From the records, pick out and copy each line containing "dori".

- **Information provided**
====
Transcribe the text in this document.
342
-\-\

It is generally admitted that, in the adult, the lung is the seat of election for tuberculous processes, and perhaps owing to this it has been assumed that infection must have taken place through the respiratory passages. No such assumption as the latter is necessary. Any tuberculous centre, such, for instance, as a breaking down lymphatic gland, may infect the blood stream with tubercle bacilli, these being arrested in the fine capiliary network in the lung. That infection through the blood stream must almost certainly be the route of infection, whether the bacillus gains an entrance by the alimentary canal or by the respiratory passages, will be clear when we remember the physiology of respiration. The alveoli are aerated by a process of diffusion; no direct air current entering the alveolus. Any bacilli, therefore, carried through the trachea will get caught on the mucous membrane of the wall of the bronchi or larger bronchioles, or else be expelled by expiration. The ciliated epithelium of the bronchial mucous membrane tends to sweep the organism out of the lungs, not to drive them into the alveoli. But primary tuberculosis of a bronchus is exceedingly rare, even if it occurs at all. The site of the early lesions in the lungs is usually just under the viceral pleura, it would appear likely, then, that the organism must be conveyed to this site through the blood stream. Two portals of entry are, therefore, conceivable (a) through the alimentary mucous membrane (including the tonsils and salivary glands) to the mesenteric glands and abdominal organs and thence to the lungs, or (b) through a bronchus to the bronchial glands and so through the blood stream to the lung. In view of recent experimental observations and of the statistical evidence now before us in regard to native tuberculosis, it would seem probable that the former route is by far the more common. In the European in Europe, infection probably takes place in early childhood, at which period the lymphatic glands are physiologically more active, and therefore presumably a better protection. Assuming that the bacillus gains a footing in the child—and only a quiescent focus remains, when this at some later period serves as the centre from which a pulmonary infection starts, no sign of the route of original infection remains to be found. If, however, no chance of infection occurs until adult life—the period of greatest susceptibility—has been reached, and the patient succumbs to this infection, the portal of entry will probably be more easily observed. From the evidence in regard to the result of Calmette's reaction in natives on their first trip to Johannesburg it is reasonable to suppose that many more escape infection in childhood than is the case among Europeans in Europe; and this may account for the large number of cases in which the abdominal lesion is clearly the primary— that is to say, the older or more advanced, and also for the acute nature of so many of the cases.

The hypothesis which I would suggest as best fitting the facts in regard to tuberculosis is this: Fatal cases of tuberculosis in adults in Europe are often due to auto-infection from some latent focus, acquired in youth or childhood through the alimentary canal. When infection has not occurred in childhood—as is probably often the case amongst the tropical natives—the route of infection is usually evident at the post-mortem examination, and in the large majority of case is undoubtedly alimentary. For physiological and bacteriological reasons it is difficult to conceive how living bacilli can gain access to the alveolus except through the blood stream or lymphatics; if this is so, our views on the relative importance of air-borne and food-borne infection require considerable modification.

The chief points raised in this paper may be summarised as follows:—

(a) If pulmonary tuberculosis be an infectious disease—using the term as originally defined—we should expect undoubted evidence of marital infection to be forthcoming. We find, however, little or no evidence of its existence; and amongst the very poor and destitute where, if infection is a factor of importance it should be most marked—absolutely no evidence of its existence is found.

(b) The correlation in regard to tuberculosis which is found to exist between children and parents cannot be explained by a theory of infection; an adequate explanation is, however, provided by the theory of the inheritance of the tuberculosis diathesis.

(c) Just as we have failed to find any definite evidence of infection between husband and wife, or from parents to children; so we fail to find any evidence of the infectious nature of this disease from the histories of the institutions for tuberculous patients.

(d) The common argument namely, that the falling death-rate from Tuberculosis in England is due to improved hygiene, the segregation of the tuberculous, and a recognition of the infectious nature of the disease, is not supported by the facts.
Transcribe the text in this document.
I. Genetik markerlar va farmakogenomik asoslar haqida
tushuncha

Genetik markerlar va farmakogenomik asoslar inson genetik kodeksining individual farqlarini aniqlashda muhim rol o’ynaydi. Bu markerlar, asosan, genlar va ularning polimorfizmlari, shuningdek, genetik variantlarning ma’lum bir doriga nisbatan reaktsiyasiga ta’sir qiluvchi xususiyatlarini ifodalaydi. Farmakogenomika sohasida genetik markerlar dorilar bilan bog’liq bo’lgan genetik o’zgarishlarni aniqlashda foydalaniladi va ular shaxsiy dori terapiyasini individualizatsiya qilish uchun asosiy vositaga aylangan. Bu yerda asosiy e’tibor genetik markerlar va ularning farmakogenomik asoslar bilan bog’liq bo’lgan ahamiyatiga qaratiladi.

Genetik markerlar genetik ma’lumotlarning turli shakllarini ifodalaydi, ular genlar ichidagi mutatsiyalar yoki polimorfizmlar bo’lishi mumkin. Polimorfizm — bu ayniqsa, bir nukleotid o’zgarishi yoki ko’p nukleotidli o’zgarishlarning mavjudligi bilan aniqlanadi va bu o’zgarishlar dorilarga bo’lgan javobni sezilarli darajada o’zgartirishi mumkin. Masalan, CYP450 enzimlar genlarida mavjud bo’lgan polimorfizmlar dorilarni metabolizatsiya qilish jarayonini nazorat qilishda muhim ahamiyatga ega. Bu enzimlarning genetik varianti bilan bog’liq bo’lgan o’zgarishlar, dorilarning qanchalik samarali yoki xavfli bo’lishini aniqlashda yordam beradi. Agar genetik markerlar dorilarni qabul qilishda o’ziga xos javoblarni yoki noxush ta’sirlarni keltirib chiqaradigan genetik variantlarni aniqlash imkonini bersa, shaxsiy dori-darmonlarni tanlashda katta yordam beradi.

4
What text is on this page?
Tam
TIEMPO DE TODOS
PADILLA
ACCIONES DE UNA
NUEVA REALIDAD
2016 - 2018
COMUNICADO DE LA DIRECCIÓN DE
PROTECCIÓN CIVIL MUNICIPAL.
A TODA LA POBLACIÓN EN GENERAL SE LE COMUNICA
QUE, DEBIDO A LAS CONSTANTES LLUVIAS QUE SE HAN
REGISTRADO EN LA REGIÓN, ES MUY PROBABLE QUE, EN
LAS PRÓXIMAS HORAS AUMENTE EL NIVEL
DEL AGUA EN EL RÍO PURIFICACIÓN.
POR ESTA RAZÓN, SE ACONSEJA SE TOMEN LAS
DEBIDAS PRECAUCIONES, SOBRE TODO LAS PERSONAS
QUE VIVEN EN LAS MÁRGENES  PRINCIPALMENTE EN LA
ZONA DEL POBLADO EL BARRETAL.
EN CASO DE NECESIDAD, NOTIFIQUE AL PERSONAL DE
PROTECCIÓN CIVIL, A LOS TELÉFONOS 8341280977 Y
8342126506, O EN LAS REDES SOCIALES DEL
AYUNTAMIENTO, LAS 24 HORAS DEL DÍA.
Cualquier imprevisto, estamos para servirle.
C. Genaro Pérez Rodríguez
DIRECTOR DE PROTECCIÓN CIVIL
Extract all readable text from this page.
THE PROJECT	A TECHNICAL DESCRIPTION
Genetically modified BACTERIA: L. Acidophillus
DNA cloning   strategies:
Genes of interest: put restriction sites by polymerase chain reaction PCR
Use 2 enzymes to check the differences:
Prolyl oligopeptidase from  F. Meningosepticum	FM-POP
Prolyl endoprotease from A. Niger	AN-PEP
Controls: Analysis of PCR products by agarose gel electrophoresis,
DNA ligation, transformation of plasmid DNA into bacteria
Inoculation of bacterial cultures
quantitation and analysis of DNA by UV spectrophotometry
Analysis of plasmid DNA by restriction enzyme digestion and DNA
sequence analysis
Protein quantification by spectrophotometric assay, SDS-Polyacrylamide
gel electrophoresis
====
- **Written solution**
Genetik markerlar va farmakogenomik asoslar inson genetik kodeksining individual farqlarini aniqlashda muhim rol o’ynaydi. Bu markerlar, asosan, genlar va ularning polimorfizmlari, shuningdek, genetik variantlarning ma’lum bir doriga nisbatan reaktsiyasiga ta’sir qiluvchi xususiyatlarini ifodalaydi. Farmakogenomika sohasida genetik markerlar dorilar bilan bog’liq bo’lgan genetik o’zgarishlarni aniqlashda foydalaniladi va ular shaxsiy dori terapiyasini individualizatsiya qilish uchun asosiy vositaga aylangan. Bu yerda asosiy e’tibor genetik markerlar va ularning farmakogenomik asoslar bilan bog’liq bo’lgan ahamiyatiga qaratiladi.
Genetik markerlar genetik ma’lumotlarning turli shakllarini ifodalaydi, ular genlar ichidagi mutatsiyalar yoki polimorfizmlar bo’lishi mumkin. Polimorfizm — bu ayniqsa, bir nukleotid o’zgarishi yoki ko’p nukleotidli o’zgarishlarning mavjudligi bilan aniqlanadi va bu o’zgarishlar dorilarga bo’lgan javobni sezilarli darajada o’zgartirishi mumkin. Masalan, CYP450 enzimlar genlarida mavjud bo’lgan polimorfizmlar dorilarni metabolizatsiya qilish jarayonini nazorat qilishda muhim ahamiyatga ega. Bu enzimlarning genetik varianti bilan bog’liq bo’lgan o’zgarishlar, dorilarning qanchalik samarali yoki xavfli bo’lishini aniqlashda yordam beradi. Agar genetik markerlar dorilarni qabul qilishda o’ziga xos javoblarni yoki noxush ta’sirlarni keltirib chiqaradigan genetik variantlarni aniqlash imkonini bersa, shaxsiy dori-darmonlarni tanlashda katta yordam beradi.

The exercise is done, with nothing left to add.